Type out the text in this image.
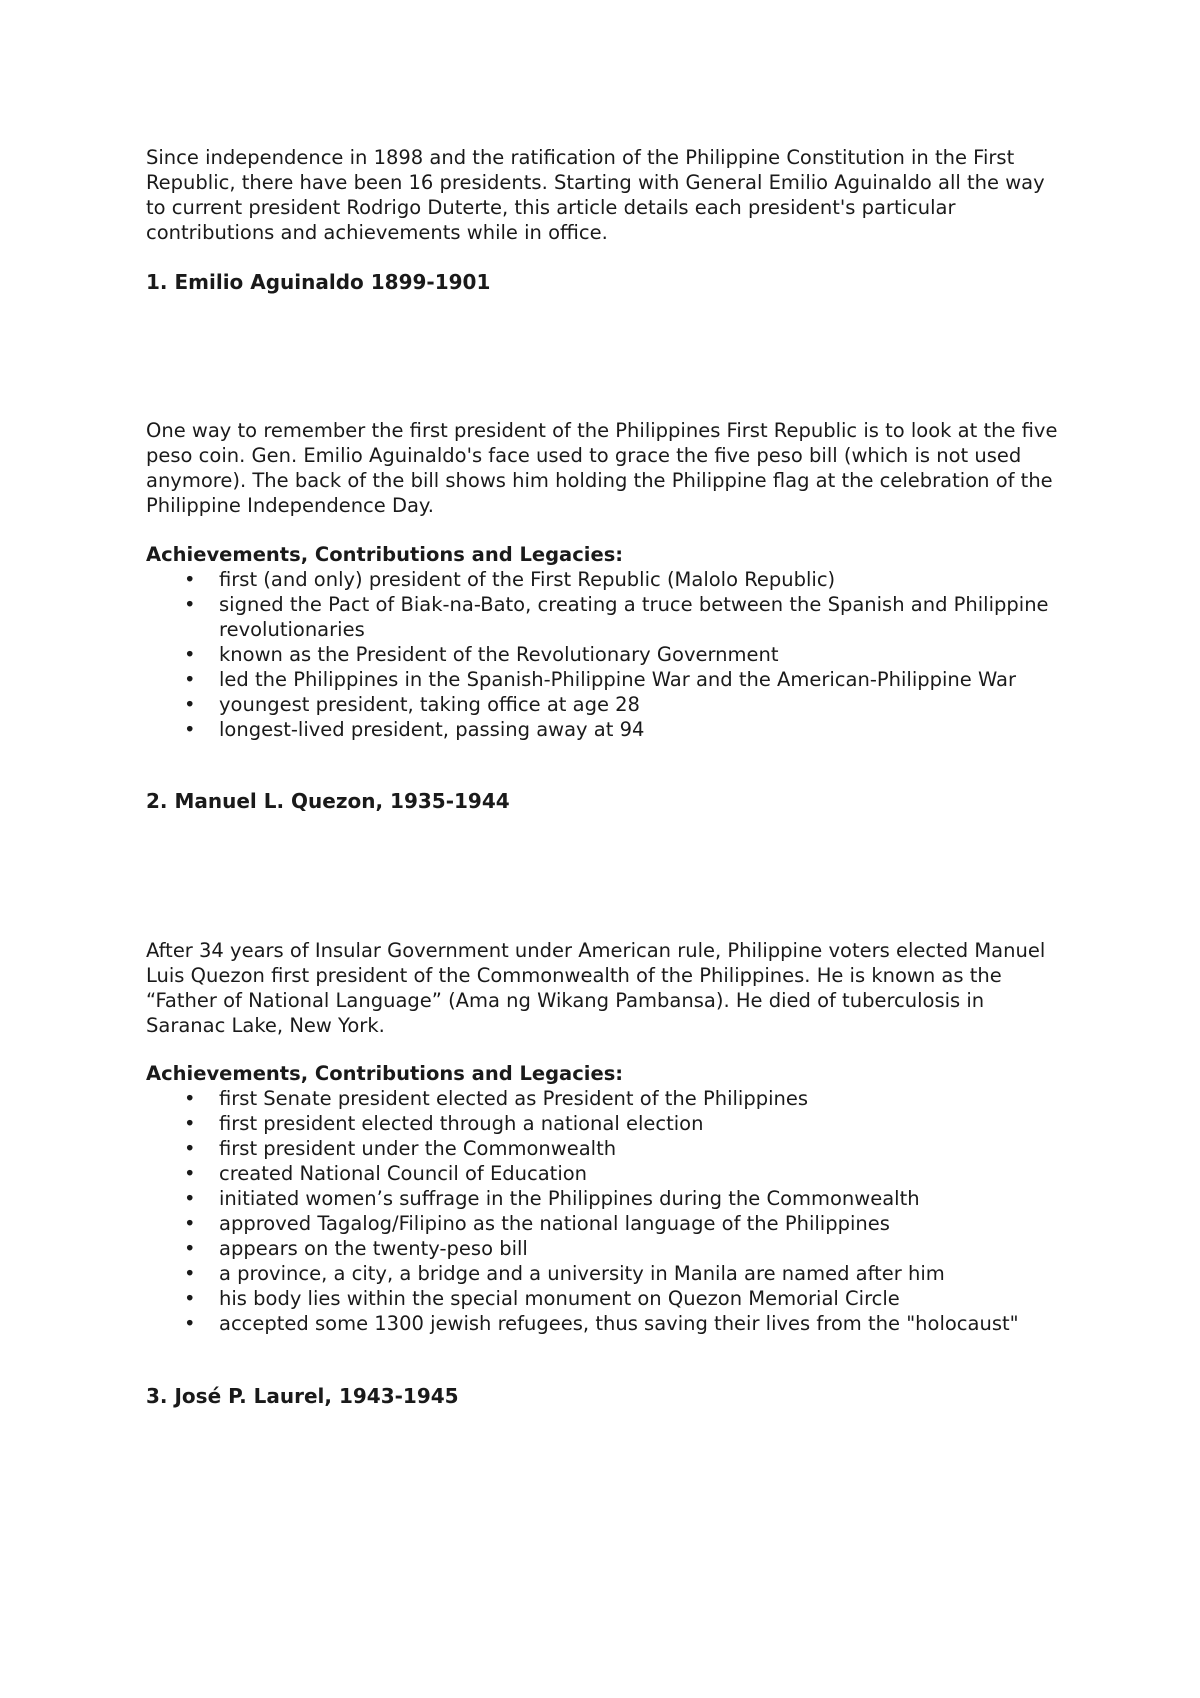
Since independence in 1898 and the ratification of the Philippine Constitution in the First Republic, there have been 16 presidents. Starting with General Emilio Aguinaldo all the way to current president Rodrigo Duterte, this article details each president's particular contributions and achievements while in office.

1. Emilio Aguinaldo 1899-1901

One way to remember the first president of the Philippines First Republic is to look at the five peso coin. Gen. Emilio Aguinaldo's face used to grace the five peso bill (which is not used anymore). The back of the bill shows him holding the Philippine flag at the celebration of the Philippine Independence Day.

Achievements, Contributions and Legacies:
• first (and only) president of the First Republic (Malolo Republic)
• signed the Pact of Biak-na-Bato, creating a truce between the Spanish and Philippine revolutionaries
• known as the President of the Revolutionary Government
• led the Philippines in the Spanish-Philippine War and the American-Philippine War
• youngest president, taking office at age 28
• longest-lived president, passing away at 94
2. Manuel L. Quezon, 1935-1944

After 34 years of Insular Government under American rule, Philippine voters elected Manuel Luis Quezon first president of the Commonwealth of the Philippines. He is known as the “Father of National Language” (Ama ng Wikang Pambansa). He died of tuberculosis in Saranac Lake, New York.

Achievements, Contributions and Legacies:
• first Senate president elected as President of the Philippines
• first president elected through a national election
• first president under the Commonwealth
• created National Council of Education
• initiated women’s suffrage in the Philippines during the Commonwealth
• approved Tagalog/Filipino as the national language of the Philippines
• appears on the twenty-peso bill
• a province, a city, a bridge and a university in Manila are named after him
• his body lies within the special monument on Quezon Memorial Circle
• accepted some 1300 jewish refugees, thus saving their lives from the "holocaust"
3. José P. Laurel, 1943-1945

▬▬▬▬▬▬▬▬▬▬

● STATED TASK: Repeat all the data as it stands, dropping any images it holds.

● EXERCISE RESULT:
Type out the text in this image.
Since independence in 1898 and the ratification of the Philippine Constitution in the First Republic, there have been 16 presidents. Starting with General Emilio Aguinaldo all the way to current president Rodrigo Duterte, this article details each president's particular contributions and achievements while in office.

1. Emilio Aguinaldo 1899-1901

One way to remember the first president of the Philippines First Republic is to look at the five peso coin. Gen. Emilio Aguinaldo's face used to grace the five peso bill (which is not used anymore). The back of the bill shows him holding the Philippine flag at the celebration of the Philippine Independence Day.

Achievements, Contributions and Legacies:
• first (and only) president of the First Republic (Malolo Republic)
• signed the Pact of Biak-na-Bato, creating a truce between the Spanish and Philippine revolutionaries
• known as the President of the Revolutionary Government
• led the Philippines in the Spanish-Philippine War and the American-Philippine War
• youngest president, taking office at age 28
• longest-lived president, passing away at 94
2. Manuel L. Quezon, 1935-1944

After 34 years of Insular Government under American rule, Philippine voters elected Manuel Luis Quezon first president of the Commonwealth of the Philippines. He is known as the “Father of National Language” (Ama ng Wikang Pambansa). He died of tuberculosis in Saranac Lake, New York.

Achievements, Contributions and Legacies:
• first Senate president elected as President of the Philippines
• first president elected through a national election
• first president under the Commonwealth
• created National Council of Education
• initiated women’s suffrage in the Philippines during the Commonwealth
• approved Tagalog/Filipino as the national language of the Philippines
• appears on the twenty-peso bill
• a province, a city, a bridge and a university in Manila are named after him
• his body lies within the special monument on Quezon Memorial Circle
• accepted some 1300 jewish refugees, thus saving their lives from the "holocaust"
3. José P. Laurel, 1943-1945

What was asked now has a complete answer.